Set problem:
Copy out all the records exactly.

(Stored data)
"""

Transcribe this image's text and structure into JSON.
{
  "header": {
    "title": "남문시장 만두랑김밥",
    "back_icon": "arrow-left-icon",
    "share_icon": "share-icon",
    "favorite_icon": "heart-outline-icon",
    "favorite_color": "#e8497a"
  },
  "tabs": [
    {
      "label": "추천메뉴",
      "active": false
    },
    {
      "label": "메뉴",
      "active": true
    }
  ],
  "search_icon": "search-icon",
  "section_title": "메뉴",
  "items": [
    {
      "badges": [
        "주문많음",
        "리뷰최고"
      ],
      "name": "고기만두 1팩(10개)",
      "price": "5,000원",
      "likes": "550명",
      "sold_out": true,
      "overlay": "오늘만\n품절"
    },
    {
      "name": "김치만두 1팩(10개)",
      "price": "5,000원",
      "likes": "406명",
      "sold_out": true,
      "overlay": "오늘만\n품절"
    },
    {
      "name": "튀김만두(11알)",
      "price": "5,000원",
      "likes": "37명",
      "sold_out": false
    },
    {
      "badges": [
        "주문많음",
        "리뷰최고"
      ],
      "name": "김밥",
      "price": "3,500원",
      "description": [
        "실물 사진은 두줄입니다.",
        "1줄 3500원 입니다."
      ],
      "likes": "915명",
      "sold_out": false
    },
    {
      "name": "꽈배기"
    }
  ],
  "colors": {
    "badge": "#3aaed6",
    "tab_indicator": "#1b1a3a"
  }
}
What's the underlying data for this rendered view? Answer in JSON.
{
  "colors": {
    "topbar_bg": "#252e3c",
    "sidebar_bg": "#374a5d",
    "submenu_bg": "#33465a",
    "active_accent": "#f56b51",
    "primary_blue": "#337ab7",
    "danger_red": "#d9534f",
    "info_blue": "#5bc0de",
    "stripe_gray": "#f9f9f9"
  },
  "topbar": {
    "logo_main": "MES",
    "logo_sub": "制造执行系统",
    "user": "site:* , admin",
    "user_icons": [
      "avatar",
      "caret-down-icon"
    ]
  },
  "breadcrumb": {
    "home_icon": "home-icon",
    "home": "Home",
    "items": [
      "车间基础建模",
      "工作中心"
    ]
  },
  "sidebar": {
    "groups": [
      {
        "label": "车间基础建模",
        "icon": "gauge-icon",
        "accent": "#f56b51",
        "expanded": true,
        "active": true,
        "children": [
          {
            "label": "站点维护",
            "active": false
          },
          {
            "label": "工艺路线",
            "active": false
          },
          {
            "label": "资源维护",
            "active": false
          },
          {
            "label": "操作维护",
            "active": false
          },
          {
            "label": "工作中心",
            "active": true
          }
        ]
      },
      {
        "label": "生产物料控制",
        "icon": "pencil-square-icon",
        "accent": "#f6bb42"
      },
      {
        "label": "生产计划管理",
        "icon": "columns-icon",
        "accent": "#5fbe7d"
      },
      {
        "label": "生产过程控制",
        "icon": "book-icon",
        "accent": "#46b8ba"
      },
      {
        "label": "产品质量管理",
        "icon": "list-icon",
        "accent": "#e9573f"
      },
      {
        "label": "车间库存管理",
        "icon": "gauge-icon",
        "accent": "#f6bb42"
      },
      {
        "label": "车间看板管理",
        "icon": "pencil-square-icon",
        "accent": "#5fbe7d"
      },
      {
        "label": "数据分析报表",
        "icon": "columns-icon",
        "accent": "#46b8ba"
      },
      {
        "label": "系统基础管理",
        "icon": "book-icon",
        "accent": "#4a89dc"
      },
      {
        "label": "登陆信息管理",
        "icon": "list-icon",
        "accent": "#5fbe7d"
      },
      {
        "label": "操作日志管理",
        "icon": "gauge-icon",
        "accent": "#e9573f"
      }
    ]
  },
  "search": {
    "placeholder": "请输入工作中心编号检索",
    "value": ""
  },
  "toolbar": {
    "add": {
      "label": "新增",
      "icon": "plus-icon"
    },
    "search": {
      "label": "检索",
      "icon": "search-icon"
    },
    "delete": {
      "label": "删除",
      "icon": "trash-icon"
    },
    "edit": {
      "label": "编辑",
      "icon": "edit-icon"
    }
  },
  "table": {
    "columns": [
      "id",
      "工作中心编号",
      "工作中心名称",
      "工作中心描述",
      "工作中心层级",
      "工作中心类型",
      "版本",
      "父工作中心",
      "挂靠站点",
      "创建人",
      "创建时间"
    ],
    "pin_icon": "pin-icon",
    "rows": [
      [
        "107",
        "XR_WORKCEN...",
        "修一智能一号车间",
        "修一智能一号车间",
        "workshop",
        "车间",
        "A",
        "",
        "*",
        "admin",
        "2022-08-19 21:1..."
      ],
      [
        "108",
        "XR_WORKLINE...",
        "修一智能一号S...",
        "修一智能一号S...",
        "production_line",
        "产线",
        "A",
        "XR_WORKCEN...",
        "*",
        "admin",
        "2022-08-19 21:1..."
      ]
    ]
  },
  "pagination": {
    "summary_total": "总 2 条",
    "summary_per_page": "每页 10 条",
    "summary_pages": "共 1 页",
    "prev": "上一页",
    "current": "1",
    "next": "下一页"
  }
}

"""

Response to the task:
Transcribe this image's text and structure into JSON.
{
  "header": {
    "title": "남문시장 만두랑김밥",
    "back_icon": "arrow-left-icon",
    "share_icon": "share-icon",
    "favorite_icon": "heart-outline-icon",
    "favorite_color": "#e8497a"
  },
  "tabs": [
    {
      "label": "추천메뉴",
      "active": false
    },
    {
      "label": "메뉴",
      "active": true
    }
  ],
  "search_icon": "search-icon",
  "section_title": "메뉴",
  "items": [
    {
      "badges": [
        "주문많음",
        "리뷰최고"
      ],
      "name": "고기만두 1팩(10개)",
      "price": "5,000원",
      "likes": "550명",
      "sold_out": true,
      "overlay": "오늘만\n품절"
    },
    {
      "name": "김치만두 1팩(10개)",
      "price": "5,000원",
      "likes": "406명",
      "sold_out": true,
      "overlay": "오늘만\n품절"
    },
    {
      "name": "튀김만두(11알)",
      "price": "5,000원",
      "likes": "37명",
      "sold_out": false
    },
    {
      "badges": [
        "주문많음",
        "리뷰최고"
      ],
      "name": "김밥",
      "price": "3,500원",
      "description": [
        "실물 사진은 두줄입니다.",
        "1줄 3500원 입니다."
      ],
      "likes": "915명",
      "sold_out": false
    },
    {
      "name": "꽈배기"
    }
  ],
  "colors": {
    "badge": "#3aaed6",
    "tab_indicator": "#1b1a3a"
  }
}
What's the underlying data for this rendered view? Answer in JSON.
{
  "colors": {
    "topbar_bg": "#252e3c",
    "sidebar_bg": "#374a5d",
    "submenu_bg": "#33465a",
    "active_accent": "#f56b51",
    "primary_blue": "#337ab7",
    "danger_red": "#d9534f",
    "info_blue": "#5bc0de",
    "stripe_gray": "#f9f9f9"
  },
  "topbar": {
    "logo_main": "MES",
    "logo_sub": "制造执行系统",
    "user": "site:* , admin",
    "user_icons": [
      "avatar",
      "caret-down-icon"
    ]
  },
  "breadcrumb": {
    "home_icon": "home-icon",
    "home": "Home",
    "items": [
      "车间基础建模",
      "工作中心"
    ]
  },
  "sidebar": {
    "groups": [
      {
        "label": "车间基础建模",
        "icon": "gauge-icon",
        "accent": "#f56b51",
        "expanded": true,
        "active": true,
        "children": [
          {
            "label": "站点维护",
            "active": false
          },
          {
            "label": "工艺路线",
            "active": false
          },
          {
            "label": "资源维护",
            "active": false
          },
          {
            "label": "操作维护",
            "active": false
          },
          {
            "label": "工作中心",
            "active": true
          }
        ]
      },
      {
        "label": "生产物料控制",
        "icon": "pencil-square-icon",
        "accent": "#f6bb42"
      },
      {
        "label": "生产计划管理",
        "icon": "columns-icon",
        "accent": "#5fbe7d"
      },
      {
        "label": "生产过程控制",
        "icon": "book-icon",
        "accent": "#46b8ba"
      },
      {
        "label": "产品质量管理",
        "icon": "list-icon",
        "accent": "#e9573f"
      },
      {
        "label": "车间库存管理",
        "icon": "gauge-icon",
        "accent": "#f6bb42"
      },
      {
        "label": "车间看板管理",
        "icon": "pencil-square-icon",
        "accent": "#5fbe7d"
      },
      {
        "label": "数据分析报表",
        "icon": "columns-icon",
        "accent": "#46b8ba"
      },
      {
        "label": "系统基础管理",
        "icon": "book-icon",
        "accent": "#4a89dc"
      },
      {
        "label": "登陆信息管理",
        "icon": "list-icon",
        "accent": "#5fbe7d"
      },
      {
        "label": "操作日志管理",
        "icon": "gauge-icon",
        "accent": "#e9573f"
      }
    ]
  },
  "search": {
    "placeholder": "请输入工作中心编号检索",
    "value": ""
  },
  "toolbar": {
    "add": {
      "label": "新增",
      "icon": "plus-icon"
    },
    "search": {
      "label": "检索",
      "icon": "search-icon"
    },
    "delete": {
      "label": "删除",
      "icon": "trash-icon"
    },
    "edit": {
      "label": "编辑",
      "icon": "edit-icon"
    }
  },
  "table": {
    "columns": [
      "id",
      "工作中心编号",
      "工作中心名称",
      "工作中心描述",
      "工作中心层级",
      "工作中心类型",
      "版本",
      "父工作中心",
      "挂靠站点",
      "创建人",
      "创建时间"
    ],
    "pin_icon": "pin-icon",
    "rows": [
      [
        "107",
        "XR_WORKCEN...",
        "修一智能一号车间",
        "修一智能一号车间",
        "workshop",
        "车间",
        "A",
        "",
        "*",
        "admin",
        "2022-08-19 21:1..."
      ],
      [
        "108",
        "XR_WORKLINE...",
        "修一智能一号S...",
        "修一智能一号S...",
        "production_line",
        "产线",
        "A",
        "XR_WORKCEN...",
        "*",
        "admin",
        "2022-08-19 21:1..."
      ]
    ]
  },
  "pagination": {
    "summary_total": "总 2 条",
    "summary_per_page": "每页 10 条",
    "summary_pages": "共 1 页",
    "prev": "上一页",
    "current": "1",
    "next": "下一页"
  }
}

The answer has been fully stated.